▶ **Request**:
Return each line holding the string "STEC".

··········

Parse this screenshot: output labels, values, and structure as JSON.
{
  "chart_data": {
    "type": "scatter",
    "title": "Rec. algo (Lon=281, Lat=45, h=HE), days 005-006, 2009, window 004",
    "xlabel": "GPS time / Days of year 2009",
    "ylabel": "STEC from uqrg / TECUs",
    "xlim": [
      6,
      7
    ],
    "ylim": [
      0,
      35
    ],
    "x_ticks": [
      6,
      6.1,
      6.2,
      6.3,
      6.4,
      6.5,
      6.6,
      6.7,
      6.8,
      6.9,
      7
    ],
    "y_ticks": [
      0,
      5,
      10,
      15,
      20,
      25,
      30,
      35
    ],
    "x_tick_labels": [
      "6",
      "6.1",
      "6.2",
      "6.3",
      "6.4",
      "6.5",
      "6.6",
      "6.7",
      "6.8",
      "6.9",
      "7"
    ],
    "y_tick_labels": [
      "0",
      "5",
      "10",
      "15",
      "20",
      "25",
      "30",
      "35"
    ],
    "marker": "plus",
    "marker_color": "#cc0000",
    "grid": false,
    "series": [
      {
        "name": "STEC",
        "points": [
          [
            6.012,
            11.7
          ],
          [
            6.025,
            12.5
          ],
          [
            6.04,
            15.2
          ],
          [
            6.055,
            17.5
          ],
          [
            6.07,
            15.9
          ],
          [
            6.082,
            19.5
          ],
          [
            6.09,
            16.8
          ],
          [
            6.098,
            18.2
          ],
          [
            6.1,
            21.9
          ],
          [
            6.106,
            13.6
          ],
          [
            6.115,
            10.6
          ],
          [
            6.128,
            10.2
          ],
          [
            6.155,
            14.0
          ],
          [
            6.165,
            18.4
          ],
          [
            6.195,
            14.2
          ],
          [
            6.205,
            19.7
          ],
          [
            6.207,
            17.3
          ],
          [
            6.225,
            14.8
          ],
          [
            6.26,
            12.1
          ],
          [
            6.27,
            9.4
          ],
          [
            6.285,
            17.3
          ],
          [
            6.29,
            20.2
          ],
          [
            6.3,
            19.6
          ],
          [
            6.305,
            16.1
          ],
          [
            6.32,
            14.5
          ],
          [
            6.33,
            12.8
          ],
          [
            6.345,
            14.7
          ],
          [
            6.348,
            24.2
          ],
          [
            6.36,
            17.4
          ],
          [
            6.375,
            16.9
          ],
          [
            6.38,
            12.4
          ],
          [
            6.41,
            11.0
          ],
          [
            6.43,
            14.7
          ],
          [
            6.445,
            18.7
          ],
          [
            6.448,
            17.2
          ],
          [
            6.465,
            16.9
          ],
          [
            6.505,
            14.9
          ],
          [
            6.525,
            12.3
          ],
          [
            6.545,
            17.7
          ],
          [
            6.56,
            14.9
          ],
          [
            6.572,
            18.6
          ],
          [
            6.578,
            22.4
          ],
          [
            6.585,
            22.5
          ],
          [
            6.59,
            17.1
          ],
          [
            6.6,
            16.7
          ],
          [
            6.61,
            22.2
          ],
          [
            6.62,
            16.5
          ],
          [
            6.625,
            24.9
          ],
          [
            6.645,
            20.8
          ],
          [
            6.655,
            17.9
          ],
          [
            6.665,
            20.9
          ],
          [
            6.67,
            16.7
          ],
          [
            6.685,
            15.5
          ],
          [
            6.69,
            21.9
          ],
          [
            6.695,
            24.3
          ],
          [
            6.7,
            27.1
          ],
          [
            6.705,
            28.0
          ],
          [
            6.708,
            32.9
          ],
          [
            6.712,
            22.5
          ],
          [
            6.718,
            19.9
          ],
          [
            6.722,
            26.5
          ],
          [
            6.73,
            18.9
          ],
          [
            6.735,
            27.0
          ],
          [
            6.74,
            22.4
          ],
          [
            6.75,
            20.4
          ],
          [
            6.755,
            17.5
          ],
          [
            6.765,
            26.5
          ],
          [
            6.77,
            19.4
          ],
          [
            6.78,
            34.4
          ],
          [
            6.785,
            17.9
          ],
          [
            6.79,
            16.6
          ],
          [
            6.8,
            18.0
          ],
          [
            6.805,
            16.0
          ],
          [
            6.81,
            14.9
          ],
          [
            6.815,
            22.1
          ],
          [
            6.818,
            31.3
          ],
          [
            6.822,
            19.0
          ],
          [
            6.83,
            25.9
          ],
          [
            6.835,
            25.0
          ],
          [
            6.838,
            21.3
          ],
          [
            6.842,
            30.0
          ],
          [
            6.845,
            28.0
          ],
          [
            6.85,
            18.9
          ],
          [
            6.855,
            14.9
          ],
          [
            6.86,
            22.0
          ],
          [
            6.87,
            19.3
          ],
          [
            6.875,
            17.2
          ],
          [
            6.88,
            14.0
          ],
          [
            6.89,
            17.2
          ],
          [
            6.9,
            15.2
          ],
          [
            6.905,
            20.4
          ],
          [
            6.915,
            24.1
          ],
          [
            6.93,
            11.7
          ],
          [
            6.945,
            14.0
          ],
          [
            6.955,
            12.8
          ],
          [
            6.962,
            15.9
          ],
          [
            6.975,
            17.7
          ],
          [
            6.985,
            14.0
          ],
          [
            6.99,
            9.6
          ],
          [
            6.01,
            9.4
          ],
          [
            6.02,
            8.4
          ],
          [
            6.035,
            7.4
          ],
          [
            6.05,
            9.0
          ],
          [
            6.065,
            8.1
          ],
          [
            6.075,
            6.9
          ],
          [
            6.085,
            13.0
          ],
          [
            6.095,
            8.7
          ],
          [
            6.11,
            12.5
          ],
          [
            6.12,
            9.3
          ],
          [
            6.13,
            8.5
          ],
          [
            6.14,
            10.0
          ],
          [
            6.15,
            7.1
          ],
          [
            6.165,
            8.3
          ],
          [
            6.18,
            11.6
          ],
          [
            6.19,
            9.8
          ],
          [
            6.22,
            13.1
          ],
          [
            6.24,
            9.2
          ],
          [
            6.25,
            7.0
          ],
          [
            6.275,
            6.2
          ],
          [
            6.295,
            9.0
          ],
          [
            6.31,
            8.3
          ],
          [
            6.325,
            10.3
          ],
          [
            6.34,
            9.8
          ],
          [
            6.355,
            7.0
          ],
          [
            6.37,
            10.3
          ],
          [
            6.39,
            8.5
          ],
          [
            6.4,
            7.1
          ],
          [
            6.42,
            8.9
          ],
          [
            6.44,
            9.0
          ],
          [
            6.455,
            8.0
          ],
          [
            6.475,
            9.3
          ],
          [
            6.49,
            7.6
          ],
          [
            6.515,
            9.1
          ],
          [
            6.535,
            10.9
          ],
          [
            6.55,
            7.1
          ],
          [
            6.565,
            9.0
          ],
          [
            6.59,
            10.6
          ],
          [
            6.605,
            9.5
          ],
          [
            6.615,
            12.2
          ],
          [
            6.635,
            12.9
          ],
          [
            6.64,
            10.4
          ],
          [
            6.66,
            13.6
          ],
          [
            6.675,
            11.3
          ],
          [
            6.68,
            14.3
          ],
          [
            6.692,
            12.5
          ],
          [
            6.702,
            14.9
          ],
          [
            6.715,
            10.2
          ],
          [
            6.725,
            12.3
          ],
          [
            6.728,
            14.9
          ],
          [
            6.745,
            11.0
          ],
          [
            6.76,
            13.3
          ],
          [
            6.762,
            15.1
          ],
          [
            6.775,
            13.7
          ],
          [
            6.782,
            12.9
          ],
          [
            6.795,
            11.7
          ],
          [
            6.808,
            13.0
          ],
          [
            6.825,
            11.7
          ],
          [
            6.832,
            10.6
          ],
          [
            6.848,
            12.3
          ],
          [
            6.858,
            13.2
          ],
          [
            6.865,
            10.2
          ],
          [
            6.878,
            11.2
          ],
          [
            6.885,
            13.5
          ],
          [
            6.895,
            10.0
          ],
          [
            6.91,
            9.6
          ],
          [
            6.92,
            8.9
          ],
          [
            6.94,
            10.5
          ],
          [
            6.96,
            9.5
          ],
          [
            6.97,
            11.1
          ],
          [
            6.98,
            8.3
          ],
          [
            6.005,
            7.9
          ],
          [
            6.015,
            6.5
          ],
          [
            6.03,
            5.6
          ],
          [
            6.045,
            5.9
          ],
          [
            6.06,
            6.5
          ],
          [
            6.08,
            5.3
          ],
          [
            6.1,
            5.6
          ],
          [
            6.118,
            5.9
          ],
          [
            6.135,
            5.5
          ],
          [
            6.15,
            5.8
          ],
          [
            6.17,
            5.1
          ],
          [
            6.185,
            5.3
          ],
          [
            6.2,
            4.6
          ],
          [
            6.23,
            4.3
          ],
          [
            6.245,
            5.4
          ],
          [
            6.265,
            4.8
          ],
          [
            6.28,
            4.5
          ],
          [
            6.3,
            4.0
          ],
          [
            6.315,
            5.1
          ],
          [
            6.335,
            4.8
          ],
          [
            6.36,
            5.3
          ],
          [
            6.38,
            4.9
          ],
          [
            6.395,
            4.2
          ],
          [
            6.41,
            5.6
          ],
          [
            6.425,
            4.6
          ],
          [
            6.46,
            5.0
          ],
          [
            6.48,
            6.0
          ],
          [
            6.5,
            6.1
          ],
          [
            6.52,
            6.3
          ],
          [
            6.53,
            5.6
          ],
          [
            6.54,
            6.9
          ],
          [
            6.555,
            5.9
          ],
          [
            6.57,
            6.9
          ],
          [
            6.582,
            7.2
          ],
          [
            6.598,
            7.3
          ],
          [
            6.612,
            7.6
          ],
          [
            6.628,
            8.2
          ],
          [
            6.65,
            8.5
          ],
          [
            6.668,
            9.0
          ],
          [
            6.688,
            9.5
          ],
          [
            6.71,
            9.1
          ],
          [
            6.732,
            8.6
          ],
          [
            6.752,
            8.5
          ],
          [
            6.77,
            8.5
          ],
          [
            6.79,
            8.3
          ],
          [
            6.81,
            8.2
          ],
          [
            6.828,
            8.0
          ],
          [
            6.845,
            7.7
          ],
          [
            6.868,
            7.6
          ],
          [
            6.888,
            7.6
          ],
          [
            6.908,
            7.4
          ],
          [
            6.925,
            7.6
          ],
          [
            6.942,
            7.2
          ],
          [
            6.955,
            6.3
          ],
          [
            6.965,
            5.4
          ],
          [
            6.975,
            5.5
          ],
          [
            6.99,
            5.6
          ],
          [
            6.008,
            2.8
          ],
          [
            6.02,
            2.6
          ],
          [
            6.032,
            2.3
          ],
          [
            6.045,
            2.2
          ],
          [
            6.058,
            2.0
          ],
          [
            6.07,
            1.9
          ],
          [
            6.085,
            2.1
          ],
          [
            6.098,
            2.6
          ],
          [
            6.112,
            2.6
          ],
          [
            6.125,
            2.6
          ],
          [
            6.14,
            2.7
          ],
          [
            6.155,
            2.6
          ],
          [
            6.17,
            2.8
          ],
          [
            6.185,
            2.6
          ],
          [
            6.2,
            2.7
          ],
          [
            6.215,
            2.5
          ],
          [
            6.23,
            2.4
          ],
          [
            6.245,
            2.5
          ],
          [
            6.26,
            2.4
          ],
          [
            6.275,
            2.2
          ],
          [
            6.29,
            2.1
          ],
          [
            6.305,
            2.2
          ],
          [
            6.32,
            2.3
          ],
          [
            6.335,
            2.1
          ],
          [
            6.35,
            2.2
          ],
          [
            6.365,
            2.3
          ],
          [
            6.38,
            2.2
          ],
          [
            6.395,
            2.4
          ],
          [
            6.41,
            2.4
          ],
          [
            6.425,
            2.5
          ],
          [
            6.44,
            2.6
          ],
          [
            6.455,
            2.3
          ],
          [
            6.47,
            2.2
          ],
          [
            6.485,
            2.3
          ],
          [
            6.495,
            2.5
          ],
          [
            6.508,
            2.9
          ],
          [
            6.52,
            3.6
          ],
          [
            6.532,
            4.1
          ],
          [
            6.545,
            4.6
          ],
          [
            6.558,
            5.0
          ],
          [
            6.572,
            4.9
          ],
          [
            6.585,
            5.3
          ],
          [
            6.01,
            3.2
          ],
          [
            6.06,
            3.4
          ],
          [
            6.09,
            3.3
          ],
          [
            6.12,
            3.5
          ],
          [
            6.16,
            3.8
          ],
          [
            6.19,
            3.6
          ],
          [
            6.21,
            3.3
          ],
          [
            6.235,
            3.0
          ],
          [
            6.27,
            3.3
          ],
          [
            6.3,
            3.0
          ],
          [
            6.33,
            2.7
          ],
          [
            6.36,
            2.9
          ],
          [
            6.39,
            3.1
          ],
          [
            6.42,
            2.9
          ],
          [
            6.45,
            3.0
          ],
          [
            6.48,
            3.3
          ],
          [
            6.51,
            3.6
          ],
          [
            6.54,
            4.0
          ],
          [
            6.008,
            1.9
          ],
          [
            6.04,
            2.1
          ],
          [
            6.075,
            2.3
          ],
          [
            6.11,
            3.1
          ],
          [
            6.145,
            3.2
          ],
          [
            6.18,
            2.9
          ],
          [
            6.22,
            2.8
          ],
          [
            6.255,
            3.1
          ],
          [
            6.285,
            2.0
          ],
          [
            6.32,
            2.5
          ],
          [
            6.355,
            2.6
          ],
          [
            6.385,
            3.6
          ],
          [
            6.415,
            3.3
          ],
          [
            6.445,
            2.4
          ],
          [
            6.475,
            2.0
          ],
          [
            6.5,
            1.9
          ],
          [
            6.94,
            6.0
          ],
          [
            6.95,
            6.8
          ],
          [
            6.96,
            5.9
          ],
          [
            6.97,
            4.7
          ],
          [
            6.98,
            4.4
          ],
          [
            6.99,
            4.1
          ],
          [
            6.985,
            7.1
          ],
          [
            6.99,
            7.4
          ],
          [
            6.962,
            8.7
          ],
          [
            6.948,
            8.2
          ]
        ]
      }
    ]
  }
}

··········

▶ **The solution**:
    "ylabel": "STEC from uqrg / TECUs",
        "name": "STEC",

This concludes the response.